What the task asks.
Retype the material below. Keep every word exactly as it is.

** Start Material **

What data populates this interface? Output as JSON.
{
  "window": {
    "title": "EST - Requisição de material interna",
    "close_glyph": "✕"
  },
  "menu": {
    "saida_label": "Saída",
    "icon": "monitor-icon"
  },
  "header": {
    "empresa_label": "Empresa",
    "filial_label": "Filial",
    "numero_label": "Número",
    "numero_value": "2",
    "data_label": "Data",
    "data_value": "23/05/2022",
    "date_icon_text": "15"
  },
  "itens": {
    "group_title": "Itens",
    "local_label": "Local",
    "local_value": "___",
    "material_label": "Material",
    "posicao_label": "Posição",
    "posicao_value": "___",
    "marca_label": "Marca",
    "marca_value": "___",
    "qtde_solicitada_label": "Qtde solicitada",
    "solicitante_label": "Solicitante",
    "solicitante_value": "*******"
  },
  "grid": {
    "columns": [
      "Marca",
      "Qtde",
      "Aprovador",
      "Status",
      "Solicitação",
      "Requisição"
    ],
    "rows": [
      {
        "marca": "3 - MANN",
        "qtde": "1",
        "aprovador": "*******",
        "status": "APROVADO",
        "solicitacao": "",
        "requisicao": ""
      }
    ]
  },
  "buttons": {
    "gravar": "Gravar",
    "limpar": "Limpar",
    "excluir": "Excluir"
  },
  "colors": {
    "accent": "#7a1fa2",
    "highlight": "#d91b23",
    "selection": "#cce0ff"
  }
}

** End Material **

Solution.
What data populates this interface? Output as JSON.
{
  "window": {
    "title": "EST - Requisição de material interna",
    "close_glyph": "✕"
  },
  "menu": {
    "saida_label": "Saída",
    "icon": "monitor-icon"
  },
  "header": {
    "empresa_label": "Empresa",
    "filial_label": "Filial",
    "numero_label": "Número",
    "numero_value": "2",
    "data_label": "Data",
    "data_value": "23/05/2022",
    "date_icon_text": "15"
  },
  "itens": {
    "group_title": "Itens",
    "local_label": "Local",
    "local_value": "___",
    "material_label": "Material",
    "posicao_label": "Posição",
    "posicao_value": "___",
    "marca_label": "Marca",
    "marca_value": "___",
    "qtde_solicitada_label": "Qtde solicitada",
    "solicitante_label": "Solicitante",
    "solicitante_value": "*******"
  },
  "grid": {
    "columns": [
      "Marca",
      "Qtde",
      "Aprovador",
      "Status",
      "Solicitação",
      "Requisição"
    ],
    "rows": [
      {
        "marca": "3 - MANN",
        "qtde": "1",
        "aprovador": "*******",
        "status": "APROVADO",
        "solicitacao": "",
        "requisicao": ""
      }
    ]
  },
  "buttons": {
    "gravar": "Gravar",
    "limpar": "Limpar",
    "excluir": "Excluir"
  },
  "colors": {
    "accent": "#7a1fa2",
    "highlight": "#d91b23",
    "selection": "#cce0ff"
  }
}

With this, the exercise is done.